Extracted records:
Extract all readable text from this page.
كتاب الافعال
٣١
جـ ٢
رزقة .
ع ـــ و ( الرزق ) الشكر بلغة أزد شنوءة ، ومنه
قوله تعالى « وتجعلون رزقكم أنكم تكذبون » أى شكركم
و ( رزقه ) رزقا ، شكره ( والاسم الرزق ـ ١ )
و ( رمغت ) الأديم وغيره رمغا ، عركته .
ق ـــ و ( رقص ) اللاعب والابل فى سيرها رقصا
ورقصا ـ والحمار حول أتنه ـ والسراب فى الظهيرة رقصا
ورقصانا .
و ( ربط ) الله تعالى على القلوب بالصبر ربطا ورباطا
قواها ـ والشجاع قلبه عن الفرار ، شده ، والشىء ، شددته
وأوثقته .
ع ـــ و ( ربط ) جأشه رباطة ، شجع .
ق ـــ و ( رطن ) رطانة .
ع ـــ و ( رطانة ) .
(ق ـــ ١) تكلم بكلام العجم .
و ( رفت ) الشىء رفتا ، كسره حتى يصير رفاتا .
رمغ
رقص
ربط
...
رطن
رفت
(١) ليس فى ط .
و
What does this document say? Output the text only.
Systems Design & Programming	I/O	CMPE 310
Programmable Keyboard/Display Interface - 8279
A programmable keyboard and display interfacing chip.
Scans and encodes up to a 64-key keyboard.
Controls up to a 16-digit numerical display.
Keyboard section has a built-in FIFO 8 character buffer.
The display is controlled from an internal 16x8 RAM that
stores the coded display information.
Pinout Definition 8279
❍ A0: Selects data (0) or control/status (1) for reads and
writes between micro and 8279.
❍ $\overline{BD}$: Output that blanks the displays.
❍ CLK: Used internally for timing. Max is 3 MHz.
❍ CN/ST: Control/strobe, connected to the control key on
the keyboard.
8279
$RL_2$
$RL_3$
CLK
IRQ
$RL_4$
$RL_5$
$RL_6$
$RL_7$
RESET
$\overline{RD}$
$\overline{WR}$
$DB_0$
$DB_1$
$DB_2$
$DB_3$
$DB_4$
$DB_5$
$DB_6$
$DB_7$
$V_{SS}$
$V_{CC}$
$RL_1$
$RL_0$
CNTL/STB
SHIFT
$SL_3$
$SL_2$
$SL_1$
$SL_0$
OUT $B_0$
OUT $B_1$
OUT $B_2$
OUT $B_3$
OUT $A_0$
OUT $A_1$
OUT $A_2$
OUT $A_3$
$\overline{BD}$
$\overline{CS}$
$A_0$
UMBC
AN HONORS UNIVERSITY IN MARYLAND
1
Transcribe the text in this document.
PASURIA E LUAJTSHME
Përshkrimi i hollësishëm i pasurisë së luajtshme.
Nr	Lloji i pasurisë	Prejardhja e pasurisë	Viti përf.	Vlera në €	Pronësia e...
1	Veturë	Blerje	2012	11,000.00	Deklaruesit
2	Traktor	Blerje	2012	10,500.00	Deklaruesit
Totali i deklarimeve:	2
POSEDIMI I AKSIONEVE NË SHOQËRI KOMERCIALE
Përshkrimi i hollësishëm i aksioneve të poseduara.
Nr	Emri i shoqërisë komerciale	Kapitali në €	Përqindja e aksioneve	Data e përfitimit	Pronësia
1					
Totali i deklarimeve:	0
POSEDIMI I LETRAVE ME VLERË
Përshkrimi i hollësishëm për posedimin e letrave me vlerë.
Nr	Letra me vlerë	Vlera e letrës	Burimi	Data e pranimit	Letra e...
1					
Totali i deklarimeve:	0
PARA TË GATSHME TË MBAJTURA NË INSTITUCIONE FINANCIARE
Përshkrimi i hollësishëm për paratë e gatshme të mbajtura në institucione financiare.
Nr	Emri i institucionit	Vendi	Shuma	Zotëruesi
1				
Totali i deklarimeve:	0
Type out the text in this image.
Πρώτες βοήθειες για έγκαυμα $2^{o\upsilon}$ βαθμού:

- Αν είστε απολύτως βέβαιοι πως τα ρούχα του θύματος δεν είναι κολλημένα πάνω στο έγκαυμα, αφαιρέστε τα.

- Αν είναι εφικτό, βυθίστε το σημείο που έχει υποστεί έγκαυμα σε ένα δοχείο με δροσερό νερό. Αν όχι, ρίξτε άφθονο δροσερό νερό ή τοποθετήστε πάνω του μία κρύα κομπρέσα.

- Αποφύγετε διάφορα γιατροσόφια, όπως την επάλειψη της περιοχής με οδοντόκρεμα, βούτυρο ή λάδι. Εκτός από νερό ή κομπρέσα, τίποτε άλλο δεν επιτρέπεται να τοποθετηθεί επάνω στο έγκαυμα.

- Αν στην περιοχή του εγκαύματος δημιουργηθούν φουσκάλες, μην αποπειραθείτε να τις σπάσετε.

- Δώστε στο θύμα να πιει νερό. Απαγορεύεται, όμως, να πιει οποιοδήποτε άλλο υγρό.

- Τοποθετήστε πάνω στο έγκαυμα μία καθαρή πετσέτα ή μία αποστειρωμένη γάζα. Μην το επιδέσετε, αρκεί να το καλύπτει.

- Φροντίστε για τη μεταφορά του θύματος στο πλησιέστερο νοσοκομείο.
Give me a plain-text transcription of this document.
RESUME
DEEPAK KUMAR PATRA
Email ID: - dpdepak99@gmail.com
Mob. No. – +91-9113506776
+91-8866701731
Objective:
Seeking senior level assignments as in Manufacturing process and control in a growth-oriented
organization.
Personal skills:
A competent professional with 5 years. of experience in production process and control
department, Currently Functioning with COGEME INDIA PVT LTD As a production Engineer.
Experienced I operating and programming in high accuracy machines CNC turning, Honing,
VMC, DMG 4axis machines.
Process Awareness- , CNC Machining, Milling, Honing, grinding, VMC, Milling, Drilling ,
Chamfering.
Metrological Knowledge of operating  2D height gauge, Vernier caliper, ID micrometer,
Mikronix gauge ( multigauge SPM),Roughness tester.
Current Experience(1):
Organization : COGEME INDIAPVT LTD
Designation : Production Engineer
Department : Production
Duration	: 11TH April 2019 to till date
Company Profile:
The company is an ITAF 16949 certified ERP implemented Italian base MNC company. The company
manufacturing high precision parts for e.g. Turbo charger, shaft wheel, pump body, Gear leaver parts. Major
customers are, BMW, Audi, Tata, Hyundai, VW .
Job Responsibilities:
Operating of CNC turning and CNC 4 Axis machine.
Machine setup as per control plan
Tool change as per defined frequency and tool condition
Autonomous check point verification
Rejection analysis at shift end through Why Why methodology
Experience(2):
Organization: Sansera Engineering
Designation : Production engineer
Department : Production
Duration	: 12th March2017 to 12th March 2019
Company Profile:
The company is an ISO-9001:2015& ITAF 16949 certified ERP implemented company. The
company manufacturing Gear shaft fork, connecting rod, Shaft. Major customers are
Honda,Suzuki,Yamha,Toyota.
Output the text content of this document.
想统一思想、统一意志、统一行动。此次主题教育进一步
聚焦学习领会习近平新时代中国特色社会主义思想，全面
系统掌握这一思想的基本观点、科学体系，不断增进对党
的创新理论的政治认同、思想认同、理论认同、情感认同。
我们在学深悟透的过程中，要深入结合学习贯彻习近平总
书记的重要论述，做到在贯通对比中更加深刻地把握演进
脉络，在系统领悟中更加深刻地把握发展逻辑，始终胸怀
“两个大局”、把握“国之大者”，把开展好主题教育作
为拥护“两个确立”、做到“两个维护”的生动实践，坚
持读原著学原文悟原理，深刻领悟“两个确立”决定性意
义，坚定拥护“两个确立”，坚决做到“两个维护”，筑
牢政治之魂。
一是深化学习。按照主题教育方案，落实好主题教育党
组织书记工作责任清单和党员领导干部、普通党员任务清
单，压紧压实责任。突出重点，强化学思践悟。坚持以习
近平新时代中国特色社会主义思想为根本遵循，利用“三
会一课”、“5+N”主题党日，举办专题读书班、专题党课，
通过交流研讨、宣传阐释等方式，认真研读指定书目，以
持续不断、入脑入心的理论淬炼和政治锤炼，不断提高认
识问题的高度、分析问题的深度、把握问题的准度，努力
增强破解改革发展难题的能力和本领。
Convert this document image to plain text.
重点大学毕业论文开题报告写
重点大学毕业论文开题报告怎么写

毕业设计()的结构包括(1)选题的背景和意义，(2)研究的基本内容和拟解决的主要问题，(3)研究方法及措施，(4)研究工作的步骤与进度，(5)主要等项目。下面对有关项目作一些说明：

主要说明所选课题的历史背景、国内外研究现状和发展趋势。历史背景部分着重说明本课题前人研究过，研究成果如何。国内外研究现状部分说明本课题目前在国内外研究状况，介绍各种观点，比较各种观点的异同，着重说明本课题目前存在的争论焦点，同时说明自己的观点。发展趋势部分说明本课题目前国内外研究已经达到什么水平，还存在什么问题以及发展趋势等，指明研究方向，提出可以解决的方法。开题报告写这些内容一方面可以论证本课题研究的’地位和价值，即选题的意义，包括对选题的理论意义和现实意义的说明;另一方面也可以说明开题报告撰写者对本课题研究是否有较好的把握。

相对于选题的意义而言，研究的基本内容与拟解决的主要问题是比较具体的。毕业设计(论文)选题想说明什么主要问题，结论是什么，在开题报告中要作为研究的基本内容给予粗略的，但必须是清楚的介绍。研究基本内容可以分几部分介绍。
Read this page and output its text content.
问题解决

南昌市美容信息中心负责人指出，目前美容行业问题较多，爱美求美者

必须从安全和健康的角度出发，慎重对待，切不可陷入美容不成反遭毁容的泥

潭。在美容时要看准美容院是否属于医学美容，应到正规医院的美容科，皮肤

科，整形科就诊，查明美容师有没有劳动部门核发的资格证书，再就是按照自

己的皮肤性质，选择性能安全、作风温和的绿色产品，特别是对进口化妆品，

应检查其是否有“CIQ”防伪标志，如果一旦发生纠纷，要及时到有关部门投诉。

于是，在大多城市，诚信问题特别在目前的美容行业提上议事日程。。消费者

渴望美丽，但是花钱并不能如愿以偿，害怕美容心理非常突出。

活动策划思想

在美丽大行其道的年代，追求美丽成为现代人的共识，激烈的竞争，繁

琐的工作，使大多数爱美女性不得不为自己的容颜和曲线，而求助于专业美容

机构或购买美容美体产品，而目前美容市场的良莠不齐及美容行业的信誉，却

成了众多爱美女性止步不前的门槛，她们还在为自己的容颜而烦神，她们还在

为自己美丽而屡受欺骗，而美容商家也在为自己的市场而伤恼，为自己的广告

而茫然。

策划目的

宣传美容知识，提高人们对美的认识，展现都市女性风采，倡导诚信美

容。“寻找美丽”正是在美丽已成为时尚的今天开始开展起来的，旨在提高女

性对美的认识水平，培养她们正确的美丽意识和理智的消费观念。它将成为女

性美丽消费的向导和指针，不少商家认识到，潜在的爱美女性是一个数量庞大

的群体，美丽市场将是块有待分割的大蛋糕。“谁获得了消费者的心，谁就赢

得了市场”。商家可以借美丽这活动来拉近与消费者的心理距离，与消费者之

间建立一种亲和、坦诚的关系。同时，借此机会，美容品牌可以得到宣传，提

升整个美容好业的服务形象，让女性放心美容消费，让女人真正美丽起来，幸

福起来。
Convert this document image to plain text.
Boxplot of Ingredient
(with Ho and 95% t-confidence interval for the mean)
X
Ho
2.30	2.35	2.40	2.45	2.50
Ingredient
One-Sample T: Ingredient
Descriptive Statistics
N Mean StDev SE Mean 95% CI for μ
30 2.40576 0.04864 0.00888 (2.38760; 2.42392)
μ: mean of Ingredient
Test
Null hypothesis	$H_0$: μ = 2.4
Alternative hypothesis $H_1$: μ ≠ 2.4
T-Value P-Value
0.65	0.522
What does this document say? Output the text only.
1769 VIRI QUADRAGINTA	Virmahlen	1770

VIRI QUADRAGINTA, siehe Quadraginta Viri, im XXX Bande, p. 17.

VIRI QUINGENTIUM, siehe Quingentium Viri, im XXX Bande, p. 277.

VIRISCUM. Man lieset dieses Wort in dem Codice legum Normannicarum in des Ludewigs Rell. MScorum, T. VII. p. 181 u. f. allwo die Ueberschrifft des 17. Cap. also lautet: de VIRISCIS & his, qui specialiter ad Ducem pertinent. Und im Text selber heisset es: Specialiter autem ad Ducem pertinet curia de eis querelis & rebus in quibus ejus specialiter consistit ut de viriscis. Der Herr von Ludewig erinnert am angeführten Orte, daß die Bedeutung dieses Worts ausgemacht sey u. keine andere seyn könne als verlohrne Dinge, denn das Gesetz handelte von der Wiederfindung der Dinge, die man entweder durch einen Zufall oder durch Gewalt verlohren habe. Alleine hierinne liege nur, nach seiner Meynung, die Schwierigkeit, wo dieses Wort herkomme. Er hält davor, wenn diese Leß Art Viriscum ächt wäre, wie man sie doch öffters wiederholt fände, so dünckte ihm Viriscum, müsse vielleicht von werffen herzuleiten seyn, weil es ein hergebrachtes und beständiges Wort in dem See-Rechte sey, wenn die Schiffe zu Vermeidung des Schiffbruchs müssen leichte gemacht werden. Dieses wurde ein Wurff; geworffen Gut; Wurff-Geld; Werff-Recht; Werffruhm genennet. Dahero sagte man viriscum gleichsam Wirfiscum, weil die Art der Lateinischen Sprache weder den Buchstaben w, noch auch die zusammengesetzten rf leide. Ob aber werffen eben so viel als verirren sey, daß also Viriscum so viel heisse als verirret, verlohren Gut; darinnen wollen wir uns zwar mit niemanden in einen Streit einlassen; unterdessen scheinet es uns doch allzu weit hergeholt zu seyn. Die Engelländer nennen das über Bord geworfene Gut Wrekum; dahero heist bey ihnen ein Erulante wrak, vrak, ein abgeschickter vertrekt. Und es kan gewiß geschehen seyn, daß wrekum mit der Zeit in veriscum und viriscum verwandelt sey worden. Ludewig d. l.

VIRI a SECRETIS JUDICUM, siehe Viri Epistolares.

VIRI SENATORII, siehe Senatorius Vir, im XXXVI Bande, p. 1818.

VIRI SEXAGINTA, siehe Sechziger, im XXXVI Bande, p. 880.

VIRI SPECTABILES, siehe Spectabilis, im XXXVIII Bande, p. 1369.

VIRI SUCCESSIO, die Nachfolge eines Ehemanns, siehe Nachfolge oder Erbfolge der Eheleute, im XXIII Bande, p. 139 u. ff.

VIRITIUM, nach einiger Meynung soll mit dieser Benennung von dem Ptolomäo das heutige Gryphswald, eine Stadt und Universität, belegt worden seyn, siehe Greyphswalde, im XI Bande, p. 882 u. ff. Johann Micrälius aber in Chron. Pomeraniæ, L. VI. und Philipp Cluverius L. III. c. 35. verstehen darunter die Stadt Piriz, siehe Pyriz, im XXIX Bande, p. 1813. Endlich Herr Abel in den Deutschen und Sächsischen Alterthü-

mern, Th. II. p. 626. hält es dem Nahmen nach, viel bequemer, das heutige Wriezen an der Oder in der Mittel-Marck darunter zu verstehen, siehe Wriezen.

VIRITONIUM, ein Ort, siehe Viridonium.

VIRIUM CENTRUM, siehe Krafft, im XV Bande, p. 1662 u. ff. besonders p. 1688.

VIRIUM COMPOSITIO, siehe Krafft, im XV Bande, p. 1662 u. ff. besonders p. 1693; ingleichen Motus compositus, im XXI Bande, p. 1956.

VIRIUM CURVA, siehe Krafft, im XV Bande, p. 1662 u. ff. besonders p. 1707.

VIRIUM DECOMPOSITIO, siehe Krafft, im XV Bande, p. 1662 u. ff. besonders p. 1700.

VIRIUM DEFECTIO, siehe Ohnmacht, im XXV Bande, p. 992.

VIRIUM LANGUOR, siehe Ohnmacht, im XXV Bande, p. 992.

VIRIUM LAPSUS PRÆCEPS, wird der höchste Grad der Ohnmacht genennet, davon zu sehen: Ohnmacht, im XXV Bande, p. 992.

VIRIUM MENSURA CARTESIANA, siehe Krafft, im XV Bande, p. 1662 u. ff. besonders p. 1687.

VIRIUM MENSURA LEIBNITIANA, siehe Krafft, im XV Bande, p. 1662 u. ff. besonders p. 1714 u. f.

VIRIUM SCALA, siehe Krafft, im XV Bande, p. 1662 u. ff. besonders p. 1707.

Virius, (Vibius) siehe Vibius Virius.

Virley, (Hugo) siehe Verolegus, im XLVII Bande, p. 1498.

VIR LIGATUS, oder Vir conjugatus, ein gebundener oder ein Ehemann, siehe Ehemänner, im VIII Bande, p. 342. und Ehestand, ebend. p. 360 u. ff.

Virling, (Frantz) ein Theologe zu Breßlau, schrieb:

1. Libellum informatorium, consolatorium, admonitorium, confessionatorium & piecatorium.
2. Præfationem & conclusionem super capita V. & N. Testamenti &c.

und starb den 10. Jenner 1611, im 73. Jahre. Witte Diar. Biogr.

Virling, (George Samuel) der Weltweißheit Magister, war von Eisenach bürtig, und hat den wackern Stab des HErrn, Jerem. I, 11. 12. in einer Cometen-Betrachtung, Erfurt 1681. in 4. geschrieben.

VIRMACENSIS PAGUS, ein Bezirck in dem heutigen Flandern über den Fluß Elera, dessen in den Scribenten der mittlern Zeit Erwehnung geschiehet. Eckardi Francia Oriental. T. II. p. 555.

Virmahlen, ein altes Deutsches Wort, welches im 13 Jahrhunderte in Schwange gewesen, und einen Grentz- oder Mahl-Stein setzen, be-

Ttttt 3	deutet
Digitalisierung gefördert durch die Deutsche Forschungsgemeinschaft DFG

What is asked
Find each line with the string "两个维护" and copy it out.

Exercise result
为拥护“两个确立”、做到“两个维护”的生动实践，坚
义，坚定拥护“两个确立”，坚决做到“两个维护”，筑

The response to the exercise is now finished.